▶ _What the task asks_: Keep only the lines where "Certified" appears.

* begin Supplied data *

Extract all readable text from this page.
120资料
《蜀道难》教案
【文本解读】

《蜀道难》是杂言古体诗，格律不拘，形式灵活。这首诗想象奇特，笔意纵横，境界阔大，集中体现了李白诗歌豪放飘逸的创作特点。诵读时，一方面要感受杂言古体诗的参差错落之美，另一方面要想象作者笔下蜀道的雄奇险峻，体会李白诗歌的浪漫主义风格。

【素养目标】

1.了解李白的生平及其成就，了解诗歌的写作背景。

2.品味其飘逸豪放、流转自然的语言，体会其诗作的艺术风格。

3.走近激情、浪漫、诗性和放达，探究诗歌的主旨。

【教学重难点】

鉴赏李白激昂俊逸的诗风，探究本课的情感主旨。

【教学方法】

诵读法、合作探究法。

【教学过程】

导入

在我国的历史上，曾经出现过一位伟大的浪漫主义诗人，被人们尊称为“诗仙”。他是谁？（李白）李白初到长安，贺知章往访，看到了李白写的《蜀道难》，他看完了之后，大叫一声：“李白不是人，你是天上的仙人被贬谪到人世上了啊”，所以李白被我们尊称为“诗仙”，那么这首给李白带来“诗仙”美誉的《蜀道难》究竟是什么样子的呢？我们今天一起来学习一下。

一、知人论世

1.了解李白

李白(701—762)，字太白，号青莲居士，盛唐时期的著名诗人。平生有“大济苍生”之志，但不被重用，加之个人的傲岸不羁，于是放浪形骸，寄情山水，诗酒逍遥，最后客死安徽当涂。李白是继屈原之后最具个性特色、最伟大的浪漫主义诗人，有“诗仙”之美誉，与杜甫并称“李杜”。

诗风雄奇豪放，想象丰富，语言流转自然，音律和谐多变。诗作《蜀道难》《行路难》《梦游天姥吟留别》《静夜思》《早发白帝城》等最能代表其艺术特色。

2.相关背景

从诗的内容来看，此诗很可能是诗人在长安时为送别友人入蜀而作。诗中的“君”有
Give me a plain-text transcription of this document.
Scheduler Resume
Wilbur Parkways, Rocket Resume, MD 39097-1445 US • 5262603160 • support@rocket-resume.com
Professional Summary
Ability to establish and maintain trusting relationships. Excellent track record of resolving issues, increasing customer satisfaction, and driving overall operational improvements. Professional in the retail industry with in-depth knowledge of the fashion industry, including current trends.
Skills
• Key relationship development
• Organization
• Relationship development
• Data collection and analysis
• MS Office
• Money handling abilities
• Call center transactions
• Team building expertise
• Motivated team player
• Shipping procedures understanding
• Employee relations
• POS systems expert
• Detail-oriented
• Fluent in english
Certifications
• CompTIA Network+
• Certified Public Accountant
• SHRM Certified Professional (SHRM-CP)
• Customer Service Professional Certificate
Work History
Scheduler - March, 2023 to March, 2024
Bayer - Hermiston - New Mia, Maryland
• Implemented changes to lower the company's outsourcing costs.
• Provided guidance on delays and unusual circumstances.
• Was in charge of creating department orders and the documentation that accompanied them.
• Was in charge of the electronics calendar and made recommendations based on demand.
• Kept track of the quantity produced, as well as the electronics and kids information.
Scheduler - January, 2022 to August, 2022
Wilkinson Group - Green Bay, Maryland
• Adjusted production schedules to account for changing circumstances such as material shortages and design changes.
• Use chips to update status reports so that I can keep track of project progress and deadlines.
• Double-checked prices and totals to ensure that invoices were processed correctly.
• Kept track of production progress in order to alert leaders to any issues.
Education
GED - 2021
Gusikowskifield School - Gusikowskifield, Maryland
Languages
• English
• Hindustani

* end Supplied data *

▶ _Exercise answer_:
• Certified Public Accountant
• SHRM Certified Professional (SHRM-CP)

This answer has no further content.